**Travail à effectuer**
1: Substituez "Femmes" à "Femmine" dans les entrées, du début de celles-ci jusqu'à la ligne contenant "Bar [291, 244, 349, 256]" incluse, puis recopiez ces lignes sans autre changement.
2: Poursuivez le texte sur le dépouillement des votes des électeurs après sa dernière phrase.

**Texte source**
──────────────────────────────

Ce cas venant à se présenter, on était nécessairement amené à prendre l’une de ces trois mesures : il fallait ou faire nommer de nouveaux électeurs, ou consulter de nouveau ceux déjà nommés, ou enfin déférer le choix à une autorité nouvelle.

Les deux premières méthodes, indépendamment de ce qu’elles étaient peu sûres, amenaient des lenteurs, et perpétuaient une agitation toujours dangereuse.

On s’arrêta donc à la troisième, et l’on convint que les votes des électeurs seraient transmis cachetés au président du sénat ; qu’au jour fixé, et en présence des deux chambres, celui-ci en ferait le dépouillement. Si aucun des candidats n’avait réuni la majorité, la chambre des représentants procéderait immédiatement elle-même à l’élection ; mais on eut soin de limiter son droit. Les représentants ne purent élire que l’un des trois candidats qui avaient obtenu le plus de suffrages[1].

──────────────────────────────

Entrées issues d'une source de données
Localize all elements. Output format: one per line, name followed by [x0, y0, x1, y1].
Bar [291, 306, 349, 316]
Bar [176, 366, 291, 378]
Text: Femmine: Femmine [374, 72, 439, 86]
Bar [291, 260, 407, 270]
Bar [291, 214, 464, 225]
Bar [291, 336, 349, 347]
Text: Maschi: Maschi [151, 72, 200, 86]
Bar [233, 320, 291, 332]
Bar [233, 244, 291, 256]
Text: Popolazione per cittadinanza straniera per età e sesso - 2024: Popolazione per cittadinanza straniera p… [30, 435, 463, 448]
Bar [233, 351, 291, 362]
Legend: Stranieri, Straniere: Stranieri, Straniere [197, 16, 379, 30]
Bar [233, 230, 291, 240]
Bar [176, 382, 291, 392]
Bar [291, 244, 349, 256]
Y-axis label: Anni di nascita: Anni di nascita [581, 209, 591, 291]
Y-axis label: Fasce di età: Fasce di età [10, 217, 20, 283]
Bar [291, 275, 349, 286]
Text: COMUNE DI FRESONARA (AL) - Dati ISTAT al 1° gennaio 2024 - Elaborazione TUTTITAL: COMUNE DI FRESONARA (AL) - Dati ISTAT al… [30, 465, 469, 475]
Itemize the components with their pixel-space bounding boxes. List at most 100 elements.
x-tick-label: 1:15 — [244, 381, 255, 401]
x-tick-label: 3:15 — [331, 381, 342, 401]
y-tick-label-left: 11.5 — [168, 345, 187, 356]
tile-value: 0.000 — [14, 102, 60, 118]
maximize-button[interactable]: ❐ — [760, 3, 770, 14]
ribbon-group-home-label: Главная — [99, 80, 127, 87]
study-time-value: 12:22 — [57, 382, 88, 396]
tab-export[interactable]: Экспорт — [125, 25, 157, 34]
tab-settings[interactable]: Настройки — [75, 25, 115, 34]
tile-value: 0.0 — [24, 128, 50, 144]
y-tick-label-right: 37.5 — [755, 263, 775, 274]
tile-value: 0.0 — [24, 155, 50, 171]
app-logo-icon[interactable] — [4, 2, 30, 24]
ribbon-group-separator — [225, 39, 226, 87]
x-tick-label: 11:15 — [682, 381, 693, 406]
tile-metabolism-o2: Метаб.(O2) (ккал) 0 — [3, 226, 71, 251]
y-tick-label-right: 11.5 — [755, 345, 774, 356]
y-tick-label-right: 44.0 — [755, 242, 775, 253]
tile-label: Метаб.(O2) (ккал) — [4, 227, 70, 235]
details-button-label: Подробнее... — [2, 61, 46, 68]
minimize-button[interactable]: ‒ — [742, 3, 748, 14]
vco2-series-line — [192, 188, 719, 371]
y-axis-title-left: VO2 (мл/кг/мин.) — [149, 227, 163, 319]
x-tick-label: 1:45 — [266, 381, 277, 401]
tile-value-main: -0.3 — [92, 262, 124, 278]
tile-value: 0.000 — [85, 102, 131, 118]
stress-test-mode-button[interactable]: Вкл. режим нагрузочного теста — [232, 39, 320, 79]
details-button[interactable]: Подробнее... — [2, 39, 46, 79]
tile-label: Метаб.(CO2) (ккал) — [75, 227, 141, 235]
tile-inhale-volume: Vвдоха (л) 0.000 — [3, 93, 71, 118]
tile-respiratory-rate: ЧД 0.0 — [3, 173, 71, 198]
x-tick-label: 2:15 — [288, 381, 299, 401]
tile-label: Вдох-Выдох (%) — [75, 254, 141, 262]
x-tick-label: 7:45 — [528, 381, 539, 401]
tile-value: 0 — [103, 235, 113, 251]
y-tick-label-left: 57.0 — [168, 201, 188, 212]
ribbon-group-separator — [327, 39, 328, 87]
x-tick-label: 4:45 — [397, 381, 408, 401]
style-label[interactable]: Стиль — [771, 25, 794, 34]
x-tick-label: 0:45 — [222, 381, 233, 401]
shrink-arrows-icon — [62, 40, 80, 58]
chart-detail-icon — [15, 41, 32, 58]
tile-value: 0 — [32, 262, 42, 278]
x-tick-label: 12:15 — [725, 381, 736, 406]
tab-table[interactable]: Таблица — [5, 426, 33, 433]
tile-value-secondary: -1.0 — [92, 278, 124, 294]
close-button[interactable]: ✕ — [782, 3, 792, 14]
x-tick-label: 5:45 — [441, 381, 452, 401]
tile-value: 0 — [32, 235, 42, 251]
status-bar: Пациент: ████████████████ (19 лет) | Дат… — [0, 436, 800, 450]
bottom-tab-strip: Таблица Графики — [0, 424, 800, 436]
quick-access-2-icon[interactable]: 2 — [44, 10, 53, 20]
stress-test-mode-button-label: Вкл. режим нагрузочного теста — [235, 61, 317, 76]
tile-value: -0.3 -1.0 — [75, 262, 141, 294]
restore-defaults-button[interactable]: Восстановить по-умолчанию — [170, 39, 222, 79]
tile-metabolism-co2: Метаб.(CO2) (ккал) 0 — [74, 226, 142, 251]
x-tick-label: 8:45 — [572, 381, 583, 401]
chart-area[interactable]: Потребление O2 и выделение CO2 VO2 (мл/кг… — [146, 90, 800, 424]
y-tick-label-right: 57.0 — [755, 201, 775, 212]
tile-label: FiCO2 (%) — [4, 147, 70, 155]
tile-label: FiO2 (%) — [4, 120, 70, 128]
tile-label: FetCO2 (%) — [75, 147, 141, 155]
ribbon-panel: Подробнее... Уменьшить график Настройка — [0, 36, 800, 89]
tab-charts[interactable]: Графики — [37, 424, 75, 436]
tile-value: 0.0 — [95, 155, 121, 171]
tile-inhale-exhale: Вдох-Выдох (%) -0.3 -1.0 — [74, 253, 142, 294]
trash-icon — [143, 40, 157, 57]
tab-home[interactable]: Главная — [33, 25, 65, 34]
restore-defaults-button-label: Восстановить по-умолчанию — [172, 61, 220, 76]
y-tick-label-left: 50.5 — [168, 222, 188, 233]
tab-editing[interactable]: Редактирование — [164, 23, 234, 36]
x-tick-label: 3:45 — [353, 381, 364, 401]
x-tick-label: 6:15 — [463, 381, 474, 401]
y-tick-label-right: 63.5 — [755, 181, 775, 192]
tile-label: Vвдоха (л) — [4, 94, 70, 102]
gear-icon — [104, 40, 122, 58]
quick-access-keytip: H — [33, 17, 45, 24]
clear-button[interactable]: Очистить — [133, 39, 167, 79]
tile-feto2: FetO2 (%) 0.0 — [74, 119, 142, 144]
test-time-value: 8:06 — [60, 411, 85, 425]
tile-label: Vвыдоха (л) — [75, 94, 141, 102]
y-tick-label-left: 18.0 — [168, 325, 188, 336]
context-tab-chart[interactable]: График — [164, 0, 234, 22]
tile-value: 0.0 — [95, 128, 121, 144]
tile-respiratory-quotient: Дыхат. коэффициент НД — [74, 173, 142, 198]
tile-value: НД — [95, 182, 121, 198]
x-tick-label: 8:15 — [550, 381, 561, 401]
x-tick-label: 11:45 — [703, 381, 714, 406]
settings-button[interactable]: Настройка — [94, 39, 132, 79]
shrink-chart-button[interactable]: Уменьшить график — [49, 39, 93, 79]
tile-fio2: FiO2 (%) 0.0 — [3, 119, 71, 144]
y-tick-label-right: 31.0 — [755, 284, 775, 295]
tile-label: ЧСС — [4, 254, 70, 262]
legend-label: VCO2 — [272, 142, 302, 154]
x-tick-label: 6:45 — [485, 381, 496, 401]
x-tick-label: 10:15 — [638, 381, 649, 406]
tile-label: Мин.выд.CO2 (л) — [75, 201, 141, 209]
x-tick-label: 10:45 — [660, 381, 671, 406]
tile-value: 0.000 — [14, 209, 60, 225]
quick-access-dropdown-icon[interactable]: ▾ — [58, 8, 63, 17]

──────────────────────────────

**Réponses par consigne**
1:
Localize all elements. Output format: one per line, name followed by [x0, y0, x1, y1].
Bar [291, 306, 349, 316]
Bar [176, 366, 291, 378]
Text: Femmes: Femmes [374, 72, 439, 86]
Bar [291, 260, 407, 270]
Bar [291, 214, 464, 225]
Bar [291, 336, 349, 347]
Text: Maschi: Maschi [151, 72, 200, 86]
Bar [233, 320, 291, 332]
Bar [233, 244, 291, 256]
Text: Popolazione per cittadinanza straniera per età e sesso - 2024: Popolazione per cittadinanza straniera p… [30, 435, 463, 448]
Bar [233, 351, 291, 362]
Legend: Stranieri, Straniere: Stranieri, Straniere [197, 16, 379, 30]
Bar [233, 230, 291, 240]
Bar [176, 382, 291, 392]
Bar [291, 244, 349, 256]

2:
Ce n’est, comme on le voit, que dans un cas rare et difficile à prévoir d’avance, que l’élection est confiée aux représentants ordinaires de la nation, et en-

  1. Dans cette circonstance, c’est la majorité des États, et non la majorité des membres, qui décide la question. De telle sorte que New-York n’a pas plus d’influence sur la délibération que Rhode-Island. Ainsi on consulte d’abord les citoyens de l’Union comme ne formant qu’un seul et même peuple ; et quand ils ne peuvent pas s’accorder, on fait revivre la division par État, et l’on donne à chacun de ces derniers un vote séparé et indépendant.
    C’est encore là une des bizarreries que présente la constitution fédérale, et que le choc d’intérêts contraires peut seul expliquer.